INSTRUCTIONS TO FOLLOW: From the entries provided below, copy each line that contains the word "在砼浇筑过程中".

TASK INPUTS:
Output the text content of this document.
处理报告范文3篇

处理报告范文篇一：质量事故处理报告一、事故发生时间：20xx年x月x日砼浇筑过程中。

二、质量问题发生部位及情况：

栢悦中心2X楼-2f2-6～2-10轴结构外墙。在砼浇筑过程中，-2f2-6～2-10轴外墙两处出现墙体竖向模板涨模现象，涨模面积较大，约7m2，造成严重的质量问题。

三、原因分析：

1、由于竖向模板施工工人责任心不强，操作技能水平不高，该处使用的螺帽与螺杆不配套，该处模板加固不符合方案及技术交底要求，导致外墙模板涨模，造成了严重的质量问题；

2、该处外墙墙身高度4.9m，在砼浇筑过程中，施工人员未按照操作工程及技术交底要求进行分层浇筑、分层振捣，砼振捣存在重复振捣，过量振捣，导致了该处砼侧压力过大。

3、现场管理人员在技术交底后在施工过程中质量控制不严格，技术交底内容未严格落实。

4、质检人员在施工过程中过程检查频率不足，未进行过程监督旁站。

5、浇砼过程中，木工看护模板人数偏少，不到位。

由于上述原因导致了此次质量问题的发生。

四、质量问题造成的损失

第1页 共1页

RESULT:
栢悦中心2X楼-2f2-6～2-10轴结构外墙。在砼浇筑过程中，-2f2-6～2-10轴外墙两处出现墙体竖向模板涨模现象，涨模面积较大，约7m2，造成严重的质量问题。
2、该处外墙墙身高度4.9m，在砼浇筑过程中，施工人员未按照操作工程及技术交底要求进行分层浇筑、分层振捣，砼振捣存在重复振捣，过量振捣，导致了该处砼侧压力过大。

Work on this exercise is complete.